### Set problem
Set down every record once more, exactly as given.

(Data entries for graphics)

▼

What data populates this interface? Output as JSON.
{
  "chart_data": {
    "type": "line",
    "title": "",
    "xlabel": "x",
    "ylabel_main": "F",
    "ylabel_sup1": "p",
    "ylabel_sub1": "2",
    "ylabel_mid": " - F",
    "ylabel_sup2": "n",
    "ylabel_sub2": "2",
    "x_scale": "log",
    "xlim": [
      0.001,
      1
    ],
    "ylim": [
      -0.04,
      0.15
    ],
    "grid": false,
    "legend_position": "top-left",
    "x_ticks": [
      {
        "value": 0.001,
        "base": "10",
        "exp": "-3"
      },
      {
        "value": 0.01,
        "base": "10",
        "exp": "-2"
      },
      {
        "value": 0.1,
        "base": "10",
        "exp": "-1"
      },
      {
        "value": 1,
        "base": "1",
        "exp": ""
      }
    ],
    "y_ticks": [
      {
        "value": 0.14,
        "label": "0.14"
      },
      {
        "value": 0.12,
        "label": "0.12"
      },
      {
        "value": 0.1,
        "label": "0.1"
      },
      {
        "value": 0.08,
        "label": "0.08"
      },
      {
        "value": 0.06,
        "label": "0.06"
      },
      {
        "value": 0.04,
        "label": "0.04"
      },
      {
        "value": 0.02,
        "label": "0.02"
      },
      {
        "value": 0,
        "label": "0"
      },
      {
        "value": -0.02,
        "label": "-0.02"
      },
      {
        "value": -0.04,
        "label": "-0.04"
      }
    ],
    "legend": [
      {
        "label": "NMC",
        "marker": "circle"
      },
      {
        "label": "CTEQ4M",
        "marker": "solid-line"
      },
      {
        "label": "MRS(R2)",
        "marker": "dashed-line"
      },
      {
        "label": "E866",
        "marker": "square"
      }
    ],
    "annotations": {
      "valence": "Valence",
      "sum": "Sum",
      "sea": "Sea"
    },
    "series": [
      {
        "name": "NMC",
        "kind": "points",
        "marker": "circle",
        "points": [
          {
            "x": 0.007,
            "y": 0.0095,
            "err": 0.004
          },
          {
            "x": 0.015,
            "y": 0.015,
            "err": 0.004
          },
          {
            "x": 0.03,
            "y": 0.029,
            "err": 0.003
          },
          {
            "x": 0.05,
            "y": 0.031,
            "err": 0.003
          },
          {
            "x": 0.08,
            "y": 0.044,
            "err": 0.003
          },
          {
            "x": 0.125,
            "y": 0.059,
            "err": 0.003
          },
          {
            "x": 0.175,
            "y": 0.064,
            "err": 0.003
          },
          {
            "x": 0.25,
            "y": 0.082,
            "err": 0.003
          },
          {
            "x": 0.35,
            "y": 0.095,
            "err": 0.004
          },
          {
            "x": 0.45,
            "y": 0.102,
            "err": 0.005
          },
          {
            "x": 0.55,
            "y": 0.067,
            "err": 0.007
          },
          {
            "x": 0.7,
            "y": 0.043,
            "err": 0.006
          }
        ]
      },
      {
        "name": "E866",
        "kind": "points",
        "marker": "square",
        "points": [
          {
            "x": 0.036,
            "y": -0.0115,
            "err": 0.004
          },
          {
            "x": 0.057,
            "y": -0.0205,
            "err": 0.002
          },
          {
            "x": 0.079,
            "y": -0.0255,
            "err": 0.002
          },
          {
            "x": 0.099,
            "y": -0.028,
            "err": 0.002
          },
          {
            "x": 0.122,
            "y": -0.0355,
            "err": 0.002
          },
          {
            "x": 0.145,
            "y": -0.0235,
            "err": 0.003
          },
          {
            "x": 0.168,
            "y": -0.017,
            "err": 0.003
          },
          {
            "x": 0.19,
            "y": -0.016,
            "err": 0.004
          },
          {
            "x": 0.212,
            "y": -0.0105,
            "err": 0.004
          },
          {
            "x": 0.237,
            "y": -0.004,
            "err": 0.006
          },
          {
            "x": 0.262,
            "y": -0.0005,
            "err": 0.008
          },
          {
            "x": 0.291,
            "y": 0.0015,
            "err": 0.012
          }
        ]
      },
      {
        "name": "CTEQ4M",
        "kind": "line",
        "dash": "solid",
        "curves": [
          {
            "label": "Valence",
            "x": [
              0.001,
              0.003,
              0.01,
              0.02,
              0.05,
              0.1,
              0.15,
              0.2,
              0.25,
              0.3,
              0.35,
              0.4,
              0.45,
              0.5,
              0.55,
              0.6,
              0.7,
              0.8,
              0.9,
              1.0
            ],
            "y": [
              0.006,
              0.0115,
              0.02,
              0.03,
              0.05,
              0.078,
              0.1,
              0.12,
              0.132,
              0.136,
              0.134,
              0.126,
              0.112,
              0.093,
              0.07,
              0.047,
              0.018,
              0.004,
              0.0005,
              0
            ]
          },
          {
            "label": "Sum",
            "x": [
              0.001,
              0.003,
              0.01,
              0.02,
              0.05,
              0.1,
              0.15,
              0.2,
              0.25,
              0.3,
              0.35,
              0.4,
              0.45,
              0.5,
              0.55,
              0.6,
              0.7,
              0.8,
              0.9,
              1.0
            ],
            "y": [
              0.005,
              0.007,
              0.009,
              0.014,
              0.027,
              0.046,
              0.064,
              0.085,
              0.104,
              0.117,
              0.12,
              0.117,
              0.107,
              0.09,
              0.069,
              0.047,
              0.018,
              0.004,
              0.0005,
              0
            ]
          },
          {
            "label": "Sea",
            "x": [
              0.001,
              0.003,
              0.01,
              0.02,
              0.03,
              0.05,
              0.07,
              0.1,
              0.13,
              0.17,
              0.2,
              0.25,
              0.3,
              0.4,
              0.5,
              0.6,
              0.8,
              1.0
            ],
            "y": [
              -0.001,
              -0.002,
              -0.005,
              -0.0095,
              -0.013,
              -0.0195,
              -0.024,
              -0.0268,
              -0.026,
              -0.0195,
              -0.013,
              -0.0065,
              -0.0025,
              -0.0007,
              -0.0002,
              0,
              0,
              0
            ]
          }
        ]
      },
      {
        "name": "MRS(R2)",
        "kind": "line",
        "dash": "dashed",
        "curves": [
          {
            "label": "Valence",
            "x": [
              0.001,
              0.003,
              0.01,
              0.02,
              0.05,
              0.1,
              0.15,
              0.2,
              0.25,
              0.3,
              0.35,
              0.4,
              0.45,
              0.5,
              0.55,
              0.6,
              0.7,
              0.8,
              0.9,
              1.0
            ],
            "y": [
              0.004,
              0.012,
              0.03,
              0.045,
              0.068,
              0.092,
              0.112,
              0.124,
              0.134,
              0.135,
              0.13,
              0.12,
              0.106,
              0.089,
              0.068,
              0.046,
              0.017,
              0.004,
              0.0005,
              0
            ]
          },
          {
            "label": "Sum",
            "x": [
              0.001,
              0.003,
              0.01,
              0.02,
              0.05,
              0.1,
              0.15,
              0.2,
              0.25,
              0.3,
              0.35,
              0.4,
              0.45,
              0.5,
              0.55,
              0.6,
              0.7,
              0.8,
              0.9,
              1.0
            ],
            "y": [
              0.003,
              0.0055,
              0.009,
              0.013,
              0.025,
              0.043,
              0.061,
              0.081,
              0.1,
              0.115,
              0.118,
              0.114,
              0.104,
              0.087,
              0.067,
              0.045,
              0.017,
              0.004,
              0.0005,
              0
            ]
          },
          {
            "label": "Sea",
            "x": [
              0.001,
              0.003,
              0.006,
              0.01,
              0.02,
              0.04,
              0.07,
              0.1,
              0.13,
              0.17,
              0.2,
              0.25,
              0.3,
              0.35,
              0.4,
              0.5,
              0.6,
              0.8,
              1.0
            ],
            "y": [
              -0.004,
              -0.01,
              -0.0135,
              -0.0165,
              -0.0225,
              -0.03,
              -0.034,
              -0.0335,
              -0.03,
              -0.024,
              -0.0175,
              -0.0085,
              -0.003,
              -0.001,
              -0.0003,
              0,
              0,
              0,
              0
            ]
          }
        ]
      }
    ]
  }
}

▲

### Result for this exercise
What data populates this interface? Output as JSON.
{
  "chart_data": {
    "type": "line",
    "title": "",
    "xlabel": "x",
    "ylabel_main": "F",
    "ylabel_sup1": "p",
    "ylabel_sub1": "2",
    "ylabel_mid": " - F",
    "ylabel_sup2": "n",
    "ylabel_sub2": "2",
    "x_scale": "log",
    "xlim": [
      0.001,
      1
    ],
    "ylim": [
      -0.04,
      0.15
    ],
    "grid": false,
    "legend_position": "top-left",
    "x_ticks": [
      {
        "value": 0.001,
        "base": "10",
        "exp": "-3"
      },
      {
        "value": 0.01,
        "base": "10",
        "exp": "-2"
      },
      {
        "value": 0.1,
        "base": "10",
        "exp": "-1"
      },
      {
        "value": 1,
        "base": "1",
        "exp": ""
      }
    ],
    "y_ticks": [
      {
        "value": 0.14,
        "label": "0.14"
      },
      {
        "value": 0.12,
        "label": "0.12"
      },
      {
        "value": 0.1,
        "label": "0.1"
      },
      {
        "value": 0.08,
        "label": "0.08"
      },
      {
        "value": 0.06,
        "label": "0.06"
      },
      {
        "value": 0.04,
        "label": "0.04"
      },
      {
        "value": 0.02,
        "label": "0.02"
      },
      {
        "value": 0,
        "label": "0"
      },
      {
        "value": -0.02,
        "label": "-0.02"
      },
      {
        "value": -0.04,
        "label": "-0.04"
      }
    ],
    "legend": [
      {
        "label": "NMC",
        "marker": "circle"
      },
      {
        "label": "CTEQ4M",
        "marker": "solid-line"
      },
      {
        "label": "MRS(R2)",
        "marker": "dashed-line"
      },
      {
        "label": "E866",
        "marker": "square"
      }
    ],
    "annotations": {
      "valence": "Valence",
      "sum": "Sum",
      "sea": "Sea"
    },
    "series": [
      {
        "name": "NMC",
        "kind": "points",
        "marker": "circle",
        "points": [
          {
            "x": 0.007,
            "y": 0.0095,
            "err": 0.004
          },
          {
            "x": 0.015,
            "y": 0.015,
            "err": 0.004
          },
          {
            "x": 0.03,
            "y": 0.029,
            "err": 0.003
          },
          {
            "x": 0.05,
            "y": 0.031,
            "err": 0.003
          },
          {
            "x": 0.08,
            "y": 0.044,
            "err": 0.003
          },
          {
            "x": 0.125,
            "y": 0.059,
            "err": 0.003
          },
          {
            "x": 0.175,
            "y": 0.064,
            "err": 0.003
          },
          {
            "x": 0.25,
            "y": 0.082,
            "err": 0.003
          },
          {
            "x": 0.35,
            "y": 0.095,
            "err": 0.004
          },
          {
            "x": 0.45,
            "y": 0.102,
            "err": 0.005
          },
          {
            "x": 0.55,
            "y": 0.067,
            "err": 0.007
          },
          {
            "x": 0.7,
            "y": 0.043,
            "err": 0.006
          }
        ]
      },
      {
        "name": "E866",
        "kind": "points",
        "marker": "square",
        "points": [
          {
            "x": 0.036,
            "y": -0.0115,
            "err": 0.004
          },
          {
            "x": 0.057,
            "y": -0.0205,
            "err": 0.002
          },
          {
            "x": 0.079,
            "y": -0.0255,
            "err": 0.002
          },
          {
            "x": 0.099,
            "y": -0.028,
            "err": 0.002
          },
          {
            "x": 0.122,
            "y": -0.0355,
            "err": 0.002
          },
          {
            "x": 0.145,
            "y": -0.0235,
            "err": 0.003
          },
          {
            "x": 0.168,
            "y": -0.017,
            "err": 0.003
          },
          {
            "x": 0.19,
            "y": -0.016,
            "err": 0.004
          },
          {
            "x": 0.212,
            "y": -0.0105,
            "err": 0.004
          },
          {
            "x": 0.237,
            "y": -0.004,
            "err": 0.006
          },
          {
            "x": 0.262,
            "y": -0.0005,
            "err": 0.008
          },
          {
            "x": 0.291,
            "y": 0.0015,
            "err": 0.012
          }
        ]
      },
      {
        "name": "CTEQ4M",
        "kind": "line",
        "dash": "solid",
        "curves": [
          {
            "label": "Valence",
            "x": [
              0.001,
              0.003,
              0.01,
              0.02,
              0.05,
              0.1,
              0.15,
              0.2,
              0.25,
              0.3,
              0.35,
              0.4,
              0.45,
              0.5,
              0.55,
              0.6,
              0.7,
              0.8,
              0.9,
              1.0
            ],
            "y": [
              0.006,
              0.0115,
              0.02,
              0.03,
              0.05,
              0.078,
              0.1,
              0.12,
              0.132,
              0.136,
              0.134,
              0.126,
              0.112,
              0.093,
              0.07,
              0.047,
              0.018,
              0.004,
              0.0005,
              0
            ]
          },
          {
            "label": "Sum",
            "x": [
              0.001,
              0.003,
              0.01,
              0.02,
              0.05,
              0.1,
              0.15,
              0.2,
              0.25,
              0.3,
              0.35,
              0.4,
              0.45,
              0.5,
              0.55,
              0.6,
              0.7,
              0.8,
              0.9,
              1.0
            ],
            "y": [
              0.005,
              0.007,
              0.009,
              0.014,
              0.027,
              0.046,
              0.064,
              0.085,
              0.104,
              0.117,
              0.12,
              0.117,
              0.107,
              0.09,
              0.069,
              0.047,
              0.018,
              0.004,
              0.0005,
              0
            ]
          },
          {
            "label": "Sea",
            "x": [
              0.001,
              0.003,
              0.01,
              0.02,
              0.03,
              0.05,
              0.07,
              0.1,
              0.13,
              0.17,
              0.2,
              0.25,
              0.3,
              0.4,
              0.5,
              0.6,
              0.8,
              1.0
            ],
            "y": [
              -0.001,
              -0.002,
              -0.005,
              -0.0095,
              -0.013,
              -0.0195,
              -0.024,
              -0.0268,
              -0.026,
              -0.0195,
              -0.013,
              -0.0065,
              -0.0025,
              -0.0007,
              -0.0002,
              0,
              0,
              0
            ]
          }
        ]
      },
      {
        "name": "MRS(R2)",
        "kind": "line",
        "dash": "dashed",
        "curves": [
          {
            "label": "Valence",
            "x": [
              0.001,
              0.003,
              0.01,
              0.02,
              0.05,
              0.1,
              0.15,
              0.2,
              0.25,
              0.3,
              0.35,
              0.4,
              0.45,
              0.5,
              0.55,
              0.6,
              0.7,
              0.8,
              0.9,
              1.0
            ],
            "y": [
              0.004,
              0.012,
              0.03,
              0.045,
              0.068,
              0.092,
              0.112,
              0.124,
              0.134,
              0.135,
              0.13,
              0.12,
              0.106,
              0.089,
              0.068,
              0.046,
              0.017,
              0.004,
              0.0005,
              0
            ]
          },
          {
            "label": "Sum",
            "x": [
              0.001,
              0.003,
              0.01,
              0.02,
              0.05,
              0.1,
              0.15,
              0.2,
              0.25,
              0.3,
              0.35,
              0.4,
              0.45,
              0.5,
              0.55,
              0.6,
              0.7,
              0.8,
              0.9,
              1.0
            ],
            "y": [
              0.003,
              0.0055,
              0.009,
              0.013,
              0.025,
              0.043,
              0.061,
              0.081,
              0.1,
              0.115,
              0.118,
              0.114,
              0.104,
              0.087,
              0.067,
              0.045,
              0.017,
              0.004,
              0.0005,
              0
            ]
          },
          {
            "label": "Sea",
            "x": [
              0.001,
              0.003,
              0.006,
              0.01,
              0.02,
              0.04,
              0.07,
              0.1,
              0.13,
              0.17,
              0.2,
              0.25,
              0.3,
              0.35,
              0.4,
              0.5,
              0.6,
              0.8,
              1.0
            ],
            "y": [
              -0.004,
              -0.01,
              -0.0135,
              -0.0165,
              -0.0225,
              -0.03,
              -0.034,
              -0.0335,
              -0.03,
              -0.024,
              -0.0175,
              -0.0085,
              -0.003,
              -0.001,
              -0.0003,
              0,
              0,
              0,
              0
            ]
          }
        ]
      }
    ]
  }
}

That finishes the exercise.